__Task description__.
Repeat each entry in full, exactly.

__Exercise input__.
---------------

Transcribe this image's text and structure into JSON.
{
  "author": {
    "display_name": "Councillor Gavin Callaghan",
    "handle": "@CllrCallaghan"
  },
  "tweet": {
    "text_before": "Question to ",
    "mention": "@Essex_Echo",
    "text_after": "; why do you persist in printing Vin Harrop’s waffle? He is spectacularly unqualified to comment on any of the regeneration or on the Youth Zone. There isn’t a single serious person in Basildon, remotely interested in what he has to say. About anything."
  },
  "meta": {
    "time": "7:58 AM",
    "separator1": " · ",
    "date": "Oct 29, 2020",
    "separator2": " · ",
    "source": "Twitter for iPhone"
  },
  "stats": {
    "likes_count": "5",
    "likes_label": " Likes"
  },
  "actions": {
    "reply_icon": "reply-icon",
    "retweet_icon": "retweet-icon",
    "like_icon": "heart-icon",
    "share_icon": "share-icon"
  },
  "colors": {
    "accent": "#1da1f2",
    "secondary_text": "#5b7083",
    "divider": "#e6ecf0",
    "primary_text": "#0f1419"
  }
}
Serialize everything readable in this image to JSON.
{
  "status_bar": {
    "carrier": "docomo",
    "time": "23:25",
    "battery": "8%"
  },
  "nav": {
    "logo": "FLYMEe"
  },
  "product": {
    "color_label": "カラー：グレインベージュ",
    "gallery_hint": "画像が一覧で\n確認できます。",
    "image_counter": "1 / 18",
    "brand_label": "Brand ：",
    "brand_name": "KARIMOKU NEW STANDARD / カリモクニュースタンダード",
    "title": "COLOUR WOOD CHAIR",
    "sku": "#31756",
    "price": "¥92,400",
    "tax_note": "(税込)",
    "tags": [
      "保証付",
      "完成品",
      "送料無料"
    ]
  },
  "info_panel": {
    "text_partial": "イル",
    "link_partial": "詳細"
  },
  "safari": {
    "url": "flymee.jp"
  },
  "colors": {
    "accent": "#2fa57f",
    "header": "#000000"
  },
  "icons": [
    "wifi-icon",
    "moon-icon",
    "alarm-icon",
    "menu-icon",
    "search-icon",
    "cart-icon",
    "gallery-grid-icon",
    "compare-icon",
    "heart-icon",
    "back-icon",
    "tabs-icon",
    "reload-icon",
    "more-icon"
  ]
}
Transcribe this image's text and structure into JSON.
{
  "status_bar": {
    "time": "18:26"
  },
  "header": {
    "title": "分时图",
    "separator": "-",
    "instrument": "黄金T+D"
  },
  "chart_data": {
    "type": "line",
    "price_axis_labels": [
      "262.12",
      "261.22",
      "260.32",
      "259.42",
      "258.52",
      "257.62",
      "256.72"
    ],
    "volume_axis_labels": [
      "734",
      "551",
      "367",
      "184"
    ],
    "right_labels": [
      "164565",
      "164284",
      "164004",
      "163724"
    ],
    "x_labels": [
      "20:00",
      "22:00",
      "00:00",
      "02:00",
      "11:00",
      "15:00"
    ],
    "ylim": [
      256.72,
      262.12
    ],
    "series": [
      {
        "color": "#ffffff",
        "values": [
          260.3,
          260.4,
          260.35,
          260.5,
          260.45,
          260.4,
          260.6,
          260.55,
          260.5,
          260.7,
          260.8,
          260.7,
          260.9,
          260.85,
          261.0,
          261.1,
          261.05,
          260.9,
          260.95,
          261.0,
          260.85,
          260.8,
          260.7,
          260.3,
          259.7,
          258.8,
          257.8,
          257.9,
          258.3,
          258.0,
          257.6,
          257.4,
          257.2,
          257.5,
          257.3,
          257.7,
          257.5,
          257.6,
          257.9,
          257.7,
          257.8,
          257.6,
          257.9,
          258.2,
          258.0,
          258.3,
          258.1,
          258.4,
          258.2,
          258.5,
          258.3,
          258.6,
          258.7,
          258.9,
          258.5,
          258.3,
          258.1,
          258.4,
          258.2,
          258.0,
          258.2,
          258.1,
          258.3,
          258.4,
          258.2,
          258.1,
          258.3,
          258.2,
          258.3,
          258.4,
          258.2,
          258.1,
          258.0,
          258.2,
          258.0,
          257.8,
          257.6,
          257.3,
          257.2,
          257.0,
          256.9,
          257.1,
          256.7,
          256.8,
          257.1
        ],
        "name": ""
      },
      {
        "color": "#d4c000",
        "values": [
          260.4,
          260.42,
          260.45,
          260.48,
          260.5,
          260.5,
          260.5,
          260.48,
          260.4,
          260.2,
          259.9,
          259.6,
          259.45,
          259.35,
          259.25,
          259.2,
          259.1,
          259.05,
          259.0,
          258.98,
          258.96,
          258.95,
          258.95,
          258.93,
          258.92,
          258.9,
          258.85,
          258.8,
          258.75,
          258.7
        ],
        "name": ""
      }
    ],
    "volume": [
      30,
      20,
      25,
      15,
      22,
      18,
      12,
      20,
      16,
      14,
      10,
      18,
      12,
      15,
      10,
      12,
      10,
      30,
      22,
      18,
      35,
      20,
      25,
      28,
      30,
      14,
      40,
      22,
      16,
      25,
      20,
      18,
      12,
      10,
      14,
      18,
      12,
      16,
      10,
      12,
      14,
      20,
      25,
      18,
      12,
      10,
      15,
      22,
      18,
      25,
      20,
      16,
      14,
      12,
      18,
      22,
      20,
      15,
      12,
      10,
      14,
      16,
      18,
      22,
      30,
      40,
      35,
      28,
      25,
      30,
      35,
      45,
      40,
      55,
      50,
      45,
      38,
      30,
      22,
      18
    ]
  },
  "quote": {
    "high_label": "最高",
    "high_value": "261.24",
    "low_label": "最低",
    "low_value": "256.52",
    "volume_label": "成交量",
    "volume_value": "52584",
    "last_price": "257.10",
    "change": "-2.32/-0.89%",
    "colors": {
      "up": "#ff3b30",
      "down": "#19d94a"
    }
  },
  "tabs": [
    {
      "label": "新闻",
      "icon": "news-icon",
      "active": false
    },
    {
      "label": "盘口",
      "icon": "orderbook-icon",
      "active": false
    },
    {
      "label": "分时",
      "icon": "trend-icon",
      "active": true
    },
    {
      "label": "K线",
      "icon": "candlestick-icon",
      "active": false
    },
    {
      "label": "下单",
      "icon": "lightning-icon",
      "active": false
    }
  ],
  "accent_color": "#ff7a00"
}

---------------

__Task solution__.
Transcribe this image's text and structure into JSON.
{
  "author": {
    "display_name": "Councillor Gavin Callaghan",
    "handle": "@CllrCallaghan"
  },
  "tweet": {
    "text_before": "Question to ",
    "mention": "@Essex_Echo",
    "text_after": "; why do you persist in printing Vin Harrop’s waffle? He is spectacularly unqualified to comment on any of the regeneration or on the Youth Zone. There isn’t a single serious person in Basildon, remotely interested in what he has to say. About anything."
  },
  "meta": {
    "time": "7:58 AM",
    "separator1": " · ",
    "date": "Oct 29, 2020",
    "separator2": " · ",
    "source": "Twitter for iPhone"
  },
  "stats": {
    "likes_count": "5",
    "likes_label": " Likes"
  },
  "actions": {
    "reply_icon": "reply-icon",
    "retweet_icon": "retweet-icon",
    "like_icon": "heart-icon",
    "share_icon": "share-icon"
  },
  "colors": {
    "accent": "#1da1f2",
    "secondary_text": "#5b7083",
    "divider": "#e6ecf0",
    "primary_text": "#0f1419"
  }
}
Serialize everything readable in this image to JSON.
{
  "status_bar": {
    "carrier": "docomo",
    "time": "23:25",
    "battery": "8%"
  },
  "nav": {
    "logo": "FLYMEe"
  },
  "product": {
    "color_label": "カラー：グレインベージュ",
    "gallery_hint": "画像が一覧で\n確認できます。",
    "image_counter": "1 / 18",
    "brand_label": "Brand ：",
    "brand_name": "KARIMOKU NEW STANDARD / カリモクニュースタンダード",
    "title": "COLOUR WOOD CHAIR",
    "sku": "#31756",
    "price": "¥92,400",
    "tax_note": "(税込)",
    "tags": [
      "保証付",
      "完成品",
      "送料無料"
    ]
  },
  "info_panel": {
    "text_partial": "イル",
    "link_partial": "詳細"
  },
  "safari": {
    "url": "flymee.jp"
  },
  "colors": {
    "accent": "#2fa57f",
    "header": "#000000"
  },
  "icons": [
    "wifi-icon",
    "moon-icon",
    "alarm-icon",
    "menu-icon",
    "search-icon",
    "cart-icon",
    "gallery-grid-icon",
    "compare-icon",
    "heart-icon",
    "back-icon",
    "tabs-icon",
    "reload-icon",
    "more-icon"
  ]
}
Transcribe this image's text and structure into JSON.
{
  "status_bar": {
    "time": "18:26"
  },
  "header": {
    "title": "分时图",
    "separator": "-",
    "instrument": "黄金T+D"
  },
  "chart_data": {
    "type": "line",
    "price_axis_labels": [
      "262.12",
      "261.22",
      "260.32",
      "259.42",
      "258.52",
      "257.62",
      "256.72"
    ],
    "volume_axis_labels": [
      "734",
      "551",
      "367",
      "184"
    ],
    "right_labels": [
      "164565",
      "164284",
      "164004",
      "163724"
    ],
    "x_labels": [
      "20:00",
      "22:00",
      "00:00",
      "02:00",
      "11:00",
      "15:00"
    ],
    "ylim": [
      256.72,
      262.12
    ],
    "series": [
      {
        "color": "#ffffff",
        "values": [
          260.3,
          260.4,
          260.35,
          260.5,
          260.45,
          260.4,
          260.6,
          260.55,
          260.5,
          260.7,
          260.8,
          260.7,
          260.9,
          260.85,
          261.0,
          261.1,
          261.05,
          260.9,
          260.95,
          261.0,
          260.85,
          260.8,
          260.7,
          260.3,
          259.7,
          258.8,
          257.8,
          257.9,
          258.3,
          258.0,
          257.6,
          257.4,
          257.2,
          257.5,
          257.3,
          257.7,
          257.5,
          257.6,
          257.9,
          257.7,
          257.8,
          257.6,
          257.9,
          258.2,
          258.0,
          258.3,
          258.1,
          258.4,
          258.2,
          258.5,
          258.3,
          258.6,
          258.7,
          258.9,
          258.5,
          258.3,
          258.1,
          258.4,
          258.2,
          258.0,
          258.2,
          258.1,
          258.3,
          258.4,
          258.2,
          258.1,
          258.3,
          258.2,
          258.3,
          258.4,
          258.2,
          258.1,
          258.0,
          258.2,
          258.0,
          257.8,
          257.6,
          257.3,
          257.2,
          257.0,
          256.9,
          257.1,
          256.7,
          256.8,
          257.1
        ],
        "name": ""
      },
      {
        "color": "#d4c000",
        "values": [
          260.4,
          260.42,
          260.45,
          260.48,
          260.5,
          260.5,
          260.5,
          260.48,
          260.4,
          260.2,
          259.9,
          259.6,
          259.45,
          259.35,
          259.25,
          259.2,
          259.1,
          259.05,
          259.0,
          258.98,
          258.96,
          258.95,
          258.95,
          258.93,
          258.92,
          258.9,
          258.85,
          258.8,
          258.75,
          258.7
        ],
        "name": ""
      }
    ],
    "volume": [
      30,
      20,
      25,
      15,
      22,
      18,
      12,
      20,
      16,
      14,
      10,
      18,
      12,
      15,
      10,
      12,
      10,
      30,
      22,
      18,
      35,
      20,
      25,
      28,
      30,
      14,
      40,
      22,
      16,
      25,
      20,
      18,
      12,
      10,
      14,
      18,
      12,
      16,
      10,
      12,
      14,
      20,
      25,
      18,
      12,
      10,
      15,
      22,
      18,
      25,
      20,
      16,
      14,
      12,
      18,
      22,
      20,
      15,
      12,
      10,
      14,
      16,
      18,
      22,
      30,
      40,
      35,
      28,
      25,
      30,
      35,
      45,
      40,
      55,
      50,
      45,
      38,
      30,
      22,
      18
    ]
  },
  "quote": {
    "high_label": "最高",
    "high_value": "261.24",
    "low_label": "最低",
    "low_value": "256.52",
    "volume_label": "成交量",
    "volume_value": "52584",
    "last_price": "257.10",
    "change": "-2.32/-0.89%",
    "colors": {
      "up": "#ff3b30",
      "down": "#19d94a"
    }
  },
  "tabs": [
    {
      "label": "新闻",
      "icon": "news-icon",
      "active": false
    },
    {
      "label": "盘口",
      "icon": "orderbook-icon",
      "active": false
    },
    {
      "label": "分时",
      "icon": "trend-icon",
      "active": true
    },
    {
      "label": "K线",
      "icon": "candlestick-icon",
      "active": false
    },
    {
      "label": "下单",
      "icon": "lightning-icon",
      "active": false
    }
  ],
  "accent_color": "#ff7a00"
}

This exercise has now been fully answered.